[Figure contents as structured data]

+ + + + +

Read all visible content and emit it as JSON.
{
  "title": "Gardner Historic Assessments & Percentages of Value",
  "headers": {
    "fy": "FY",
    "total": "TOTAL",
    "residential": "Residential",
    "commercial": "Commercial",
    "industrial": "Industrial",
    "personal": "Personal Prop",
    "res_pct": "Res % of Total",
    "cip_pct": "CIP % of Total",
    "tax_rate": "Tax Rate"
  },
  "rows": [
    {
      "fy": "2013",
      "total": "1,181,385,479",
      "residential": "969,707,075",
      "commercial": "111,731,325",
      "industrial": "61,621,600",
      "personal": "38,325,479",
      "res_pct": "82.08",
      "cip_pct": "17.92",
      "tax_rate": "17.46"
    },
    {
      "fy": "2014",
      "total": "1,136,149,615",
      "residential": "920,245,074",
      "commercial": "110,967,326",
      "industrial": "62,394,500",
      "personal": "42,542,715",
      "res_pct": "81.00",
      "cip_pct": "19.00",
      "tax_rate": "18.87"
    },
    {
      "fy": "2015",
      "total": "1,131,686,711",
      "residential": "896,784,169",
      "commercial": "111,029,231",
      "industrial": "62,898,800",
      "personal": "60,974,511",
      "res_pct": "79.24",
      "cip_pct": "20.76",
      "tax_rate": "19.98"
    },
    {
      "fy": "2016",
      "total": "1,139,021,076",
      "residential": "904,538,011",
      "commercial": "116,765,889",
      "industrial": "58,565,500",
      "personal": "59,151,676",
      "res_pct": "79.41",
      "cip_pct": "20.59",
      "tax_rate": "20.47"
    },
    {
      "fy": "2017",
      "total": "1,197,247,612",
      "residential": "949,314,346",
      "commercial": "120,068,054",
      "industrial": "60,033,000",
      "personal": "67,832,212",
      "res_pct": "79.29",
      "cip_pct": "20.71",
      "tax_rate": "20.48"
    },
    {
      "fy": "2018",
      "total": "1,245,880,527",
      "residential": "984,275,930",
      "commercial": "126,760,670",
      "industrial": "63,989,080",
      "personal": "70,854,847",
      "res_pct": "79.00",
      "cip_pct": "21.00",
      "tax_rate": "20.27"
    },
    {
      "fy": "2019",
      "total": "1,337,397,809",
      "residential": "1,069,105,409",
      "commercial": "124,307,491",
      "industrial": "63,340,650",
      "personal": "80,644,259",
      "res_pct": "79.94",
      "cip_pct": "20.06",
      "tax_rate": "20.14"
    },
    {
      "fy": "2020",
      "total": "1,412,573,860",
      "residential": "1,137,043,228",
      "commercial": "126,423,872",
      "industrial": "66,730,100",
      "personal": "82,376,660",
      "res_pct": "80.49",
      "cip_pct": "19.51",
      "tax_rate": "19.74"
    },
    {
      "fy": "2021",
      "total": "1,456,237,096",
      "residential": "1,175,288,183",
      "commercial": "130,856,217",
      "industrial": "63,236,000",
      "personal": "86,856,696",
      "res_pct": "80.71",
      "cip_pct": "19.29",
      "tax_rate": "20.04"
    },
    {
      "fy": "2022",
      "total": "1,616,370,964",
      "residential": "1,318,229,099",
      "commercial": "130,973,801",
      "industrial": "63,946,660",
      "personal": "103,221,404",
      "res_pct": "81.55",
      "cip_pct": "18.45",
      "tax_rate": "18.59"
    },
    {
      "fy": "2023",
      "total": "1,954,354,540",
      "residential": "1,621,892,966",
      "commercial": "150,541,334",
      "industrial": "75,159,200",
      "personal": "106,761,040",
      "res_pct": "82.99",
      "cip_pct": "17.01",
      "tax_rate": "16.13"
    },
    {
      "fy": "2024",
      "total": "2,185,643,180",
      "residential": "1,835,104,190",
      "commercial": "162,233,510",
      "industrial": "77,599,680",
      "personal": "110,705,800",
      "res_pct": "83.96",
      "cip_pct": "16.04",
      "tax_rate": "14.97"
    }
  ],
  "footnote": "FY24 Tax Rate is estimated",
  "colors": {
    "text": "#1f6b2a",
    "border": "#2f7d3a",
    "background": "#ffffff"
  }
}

+ + + + +

(WORK TO DO)
Each record must be returned exactly as it is written.

(EXPECTED OUTPUT)
Read all visible content and emit it as JSON.
{
  "title": "Gardner Historic Assessments & Percentages of Value",
  "headers": {
    "fy": "FY",
    "total": "TOTAL",
    "residential": "Residential",
    "commercial": "Commercial",
    "industrial": "Industrial",
    "personal": "Personal Prop",
    "res_pct": "Res % of Total",
    "cip_pct": "CIP % of Total",
    "tax_rate": "Tax Rate"
  },
  "rows": [
    {
      "fy": "2013",
      "total": "1,181,385,479",
      "residential": "969,707,075",
      "commercial": "111,731,325",
      "industrial": "61,621,600",
      "personal": "38,325,479",
      "res_pct": "82.08",
      "cip_pct": "17.92",
      "tax_rate": "17.46"
    },
    {
      "fy": "2014",
      "total": "1,136,149,615",
      "residential": "920,245,074",
      "commercial": "110,967,326",
      "industrial": "62,394,500",
      "personal": "42,542,715",
      "res_pct": "81.00",
      "cip_pct": "19.00",
      "tax_rate": "18.87"
    },
    {
      "fy": "2015",
      "total": "1,131,686,711",
      "residential": "896,784,169",
      "commercial": "111,029,231",
      "industrial": "62,898,800",
      "personal": "60,974,511",
      "res_pct": "79.24",
      "cip_pct": "20.76",
      "tax_rate": "19.98"
    },
    {
      "fy": "2016",
      "total": "1,139,021,076",
      "residential": "904,538,011",
      "commercial": "116,765,889",
      "industrial": "58,565,500",
      "personal": "59,151,676",
      "res_pct": "79.41",
      "cip_pct": "20.59",
      "tax_rate": "20.47"
    },
    {
      "fy": "2017",
      "total": "1,197,247,612",
      "residential": "949,314,346",
      "commercial": "120,068,054",
      "industrial": "60,033,000",
      "personal": "67,832,212",
      "res_pct": "79.29",
      "cip_pct": "20.71",
      "tax_rate": "20.48"
    },
    {
      "fy": "2018",
      "total": "1,245,880,527",
      "residential": "984,275,930",
      "commercial": "126,760,670",
      "industrial": "63,989,080",
      "personal": "70,854,847",
      "res_pct": "79.00",
      "cip_pct": "21.00",
      "tax_rate": "20.27"
    },
    {
      "fy": "2019",
      "total": "1,337,397,809",
      "residential": "1,069,105,409",
      "commercial": "124,307,491",
      "industrial": "63,340,650",
      "personal": "80,644,259",
      "res_pct": "79.94",
      "cip_pct": "20.06",
      "tax_rate": "20.14"
    },
    {
      "fy": "2020",
      "total": "1,412,573,860",
      "residential": "1,137,043,228",
      "commercial": "126,423,872",
      "industrial": "66,730,100",
      "personal": "82,376,660",
      "res_pct": "80.49",
      "cip_pct": "19.51",
      "tax_rate": "19.74"
    },
    {
      "fy": "2021",
      "total": "1,456,237,096",
      "residential": "1,175,288,183",
      "commercial": "130,856,217",
      "industrial": "63,236,000",
      "personal": "86,856,696",
      "res_pct": "80.71",
      "cip_pct": "19.29",
      "tax_rate": "20.04"
    },
    {
      "fy": "2022",
      "total": "1,616,370,964",
      "residential": "1,318,229,099",
      "commercial": "130,973,801",
      "industrial": "63,946,660",
      "personal": "103,221,404",
      "res_pct": "81.55",
      "cip_pct": "18.45",
      "tax_rate": "18.59"
    },
    {
      "fy": "2023",
      "total": "1,954,354,540",
      "residential": "1,621,892,966",
      "commercial": "150,541,334",
      "industrial": "75,159,200",
      "personal": "106,761,040",
      "res_pct": "82.99",
      "cip_pct": "17.01",
      "tax_rate": "16.13"
    },
    {
      "fy": "2024",
      "total": "2,185,643,180",
      "residential": "1,835,104,190",
      "commercial": "162,233,510",
      "industrial": "77,599,680",
      "personal": "110,705,800",
      "res_pct": "83.96",
      "cip_pct": "16.04",
      "tax_rate": "14.97"
    }
  ],
  "footnote": "FY24 Tax Rate is estimated",
  "colors": {
    "text": "#1f6b2a",
    "border": "#2f7d3a",
    "background": "#ffffff"
  }
}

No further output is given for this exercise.